_INSTRUCTIONS TO FOLLOW_: Copy each line of the entries that contains the word "Мичмана".

_INPUT_:
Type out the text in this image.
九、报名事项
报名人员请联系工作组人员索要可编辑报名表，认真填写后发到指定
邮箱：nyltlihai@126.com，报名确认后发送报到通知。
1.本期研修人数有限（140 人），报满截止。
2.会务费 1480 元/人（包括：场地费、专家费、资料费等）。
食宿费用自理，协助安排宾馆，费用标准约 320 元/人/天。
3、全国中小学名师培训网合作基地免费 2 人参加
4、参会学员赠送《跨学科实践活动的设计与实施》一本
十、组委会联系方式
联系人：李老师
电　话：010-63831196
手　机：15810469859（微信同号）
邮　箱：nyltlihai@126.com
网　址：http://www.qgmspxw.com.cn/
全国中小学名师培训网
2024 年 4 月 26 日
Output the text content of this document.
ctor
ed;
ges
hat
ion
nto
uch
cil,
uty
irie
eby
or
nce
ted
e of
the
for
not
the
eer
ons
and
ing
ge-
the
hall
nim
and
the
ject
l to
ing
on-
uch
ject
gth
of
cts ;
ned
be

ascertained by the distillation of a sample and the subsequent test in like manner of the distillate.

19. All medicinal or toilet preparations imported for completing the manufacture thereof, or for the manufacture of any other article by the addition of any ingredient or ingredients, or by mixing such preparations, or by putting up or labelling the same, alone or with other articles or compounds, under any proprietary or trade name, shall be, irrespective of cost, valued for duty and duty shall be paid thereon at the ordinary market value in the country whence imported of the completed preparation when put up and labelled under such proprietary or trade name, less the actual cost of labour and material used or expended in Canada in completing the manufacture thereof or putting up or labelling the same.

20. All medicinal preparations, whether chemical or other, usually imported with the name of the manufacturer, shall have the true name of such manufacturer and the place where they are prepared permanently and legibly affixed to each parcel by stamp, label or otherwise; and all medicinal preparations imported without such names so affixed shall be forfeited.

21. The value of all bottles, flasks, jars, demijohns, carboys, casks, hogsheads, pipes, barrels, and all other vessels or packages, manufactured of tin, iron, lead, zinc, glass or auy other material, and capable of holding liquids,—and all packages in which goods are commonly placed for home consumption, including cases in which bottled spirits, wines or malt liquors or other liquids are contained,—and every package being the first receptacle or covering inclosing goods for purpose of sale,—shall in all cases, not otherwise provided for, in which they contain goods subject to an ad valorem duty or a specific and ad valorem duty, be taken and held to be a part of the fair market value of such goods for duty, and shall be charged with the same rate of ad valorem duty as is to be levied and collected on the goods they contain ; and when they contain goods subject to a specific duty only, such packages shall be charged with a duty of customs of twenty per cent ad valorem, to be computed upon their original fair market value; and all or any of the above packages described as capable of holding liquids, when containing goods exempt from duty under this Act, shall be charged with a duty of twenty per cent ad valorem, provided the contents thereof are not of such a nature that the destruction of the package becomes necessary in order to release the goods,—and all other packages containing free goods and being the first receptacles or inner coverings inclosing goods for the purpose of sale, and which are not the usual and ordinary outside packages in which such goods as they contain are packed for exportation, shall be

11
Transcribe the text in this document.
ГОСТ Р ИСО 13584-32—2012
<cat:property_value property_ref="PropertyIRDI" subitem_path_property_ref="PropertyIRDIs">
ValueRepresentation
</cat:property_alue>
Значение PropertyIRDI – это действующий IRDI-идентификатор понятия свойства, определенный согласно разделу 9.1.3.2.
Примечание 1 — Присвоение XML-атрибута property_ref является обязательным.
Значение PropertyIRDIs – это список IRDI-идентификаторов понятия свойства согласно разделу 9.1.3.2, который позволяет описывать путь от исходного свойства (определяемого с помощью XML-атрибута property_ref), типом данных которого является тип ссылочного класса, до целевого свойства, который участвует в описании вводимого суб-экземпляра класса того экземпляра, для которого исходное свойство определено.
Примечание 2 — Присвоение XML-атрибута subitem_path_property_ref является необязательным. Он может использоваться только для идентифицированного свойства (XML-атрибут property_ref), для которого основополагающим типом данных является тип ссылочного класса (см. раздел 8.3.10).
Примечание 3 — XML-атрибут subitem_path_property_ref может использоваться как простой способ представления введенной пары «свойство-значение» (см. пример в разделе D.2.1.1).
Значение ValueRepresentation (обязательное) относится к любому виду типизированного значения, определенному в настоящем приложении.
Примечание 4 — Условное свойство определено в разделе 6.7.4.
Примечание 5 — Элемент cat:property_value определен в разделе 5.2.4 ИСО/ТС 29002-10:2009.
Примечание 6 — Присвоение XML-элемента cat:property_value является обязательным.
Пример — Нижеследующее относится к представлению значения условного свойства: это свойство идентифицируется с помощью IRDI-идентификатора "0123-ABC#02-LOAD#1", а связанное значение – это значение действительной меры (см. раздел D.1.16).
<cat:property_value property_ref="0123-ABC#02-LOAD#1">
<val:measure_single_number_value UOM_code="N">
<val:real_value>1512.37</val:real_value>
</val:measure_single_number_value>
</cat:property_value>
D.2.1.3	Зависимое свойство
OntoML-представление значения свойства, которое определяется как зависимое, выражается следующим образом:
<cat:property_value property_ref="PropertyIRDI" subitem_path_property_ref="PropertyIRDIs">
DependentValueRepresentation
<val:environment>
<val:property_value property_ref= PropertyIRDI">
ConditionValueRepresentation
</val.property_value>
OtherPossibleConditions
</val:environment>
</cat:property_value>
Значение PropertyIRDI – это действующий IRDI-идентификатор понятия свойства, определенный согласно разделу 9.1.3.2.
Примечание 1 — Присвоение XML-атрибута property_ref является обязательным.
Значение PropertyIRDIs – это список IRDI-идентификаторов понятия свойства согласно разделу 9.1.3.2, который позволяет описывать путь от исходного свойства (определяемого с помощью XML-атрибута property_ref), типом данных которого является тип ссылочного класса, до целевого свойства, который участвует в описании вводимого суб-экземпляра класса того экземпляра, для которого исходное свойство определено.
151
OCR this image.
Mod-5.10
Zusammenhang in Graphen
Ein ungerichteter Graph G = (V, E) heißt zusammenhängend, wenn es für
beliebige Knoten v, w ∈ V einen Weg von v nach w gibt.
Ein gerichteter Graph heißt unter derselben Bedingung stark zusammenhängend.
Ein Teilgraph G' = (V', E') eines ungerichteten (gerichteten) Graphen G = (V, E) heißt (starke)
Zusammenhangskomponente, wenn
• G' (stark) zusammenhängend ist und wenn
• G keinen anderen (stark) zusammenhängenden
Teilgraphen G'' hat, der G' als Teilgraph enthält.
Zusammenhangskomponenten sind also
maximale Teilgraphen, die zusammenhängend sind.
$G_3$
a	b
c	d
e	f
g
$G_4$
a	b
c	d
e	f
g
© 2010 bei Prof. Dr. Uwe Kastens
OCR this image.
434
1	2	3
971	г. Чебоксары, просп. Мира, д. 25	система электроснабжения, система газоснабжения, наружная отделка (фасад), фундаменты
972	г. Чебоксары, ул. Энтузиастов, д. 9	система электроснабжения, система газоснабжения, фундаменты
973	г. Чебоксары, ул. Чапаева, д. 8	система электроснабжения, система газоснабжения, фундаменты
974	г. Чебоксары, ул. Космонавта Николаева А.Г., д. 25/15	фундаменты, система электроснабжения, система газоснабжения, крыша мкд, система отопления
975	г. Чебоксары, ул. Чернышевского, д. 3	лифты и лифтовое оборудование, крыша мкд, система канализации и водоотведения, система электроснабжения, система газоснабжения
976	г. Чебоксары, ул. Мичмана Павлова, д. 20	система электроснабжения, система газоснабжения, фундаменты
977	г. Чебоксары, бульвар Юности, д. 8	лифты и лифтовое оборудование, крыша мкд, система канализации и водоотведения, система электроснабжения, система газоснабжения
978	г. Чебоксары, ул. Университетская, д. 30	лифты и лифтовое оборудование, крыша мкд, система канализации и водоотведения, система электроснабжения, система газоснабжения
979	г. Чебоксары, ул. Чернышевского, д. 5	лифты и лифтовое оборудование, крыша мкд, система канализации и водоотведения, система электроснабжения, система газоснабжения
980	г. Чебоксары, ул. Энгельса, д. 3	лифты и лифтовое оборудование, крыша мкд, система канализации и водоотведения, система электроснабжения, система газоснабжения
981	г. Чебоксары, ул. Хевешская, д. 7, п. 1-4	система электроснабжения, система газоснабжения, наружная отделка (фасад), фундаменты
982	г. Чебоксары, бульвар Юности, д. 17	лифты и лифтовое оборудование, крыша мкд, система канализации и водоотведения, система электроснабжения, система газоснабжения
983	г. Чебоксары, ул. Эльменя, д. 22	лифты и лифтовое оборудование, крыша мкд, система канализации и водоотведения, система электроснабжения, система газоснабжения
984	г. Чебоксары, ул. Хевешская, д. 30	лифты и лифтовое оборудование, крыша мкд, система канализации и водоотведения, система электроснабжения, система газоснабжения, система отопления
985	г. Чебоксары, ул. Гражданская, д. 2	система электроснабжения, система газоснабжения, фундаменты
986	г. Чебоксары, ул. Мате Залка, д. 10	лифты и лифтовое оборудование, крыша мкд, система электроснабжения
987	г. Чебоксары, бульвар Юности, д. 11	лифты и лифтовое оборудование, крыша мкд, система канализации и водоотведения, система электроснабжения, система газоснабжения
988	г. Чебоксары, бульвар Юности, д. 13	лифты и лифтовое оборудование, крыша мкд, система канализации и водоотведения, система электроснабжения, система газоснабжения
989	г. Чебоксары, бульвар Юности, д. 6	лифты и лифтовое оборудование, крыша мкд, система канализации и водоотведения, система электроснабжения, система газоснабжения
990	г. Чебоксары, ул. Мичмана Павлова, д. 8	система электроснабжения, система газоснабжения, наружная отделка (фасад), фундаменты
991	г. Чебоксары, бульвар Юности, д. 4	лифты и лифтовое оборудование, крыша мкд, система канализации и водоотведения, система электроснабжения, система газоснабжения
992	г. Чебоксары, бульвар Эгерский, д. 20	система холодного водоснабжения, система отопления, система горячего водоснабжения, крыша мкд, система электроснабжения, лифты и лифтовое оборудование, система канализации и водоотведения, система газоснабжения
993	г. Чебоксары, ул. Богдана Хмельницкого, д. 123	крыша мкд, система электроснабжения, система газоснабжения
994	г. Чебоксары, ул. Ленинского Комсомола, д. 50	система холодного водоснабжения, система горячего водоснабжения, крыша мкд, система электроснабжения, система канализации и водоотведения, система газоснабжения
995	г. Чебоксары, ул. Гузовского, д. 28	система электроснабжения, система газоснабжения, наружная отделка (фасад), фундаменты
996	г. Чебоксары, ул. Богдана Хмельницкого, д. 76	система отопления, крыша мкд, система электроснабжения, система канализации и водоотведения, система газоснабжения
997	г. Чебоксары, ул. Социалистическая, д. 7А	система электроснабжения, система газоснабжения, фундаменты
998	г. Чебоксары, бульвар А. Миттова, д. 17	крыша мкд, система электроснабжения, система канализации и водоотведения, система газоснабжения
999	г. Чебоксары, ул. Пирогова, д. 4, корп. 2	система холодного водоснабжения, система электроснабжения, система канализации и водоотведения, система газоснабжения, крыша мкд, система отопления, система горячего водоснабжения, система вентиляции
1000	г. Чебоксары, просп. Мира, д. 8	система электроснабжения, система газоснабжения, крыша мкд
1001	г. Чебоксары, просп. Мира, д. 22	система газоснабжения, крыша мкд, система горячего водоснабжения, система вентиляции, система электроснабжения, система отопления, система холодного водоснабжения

_CORRECT ANSWER_:
976	г. Чебоксары, ул. Мичмана Павлова, д. 20	система электроснабжения, система газоснабжения, фундаменты
990	г. Чебоксары, ул. Мичмана Павлова, д. 8	система электроснабжения, система газоснабжения, наружная отделка (фасад), фундаменты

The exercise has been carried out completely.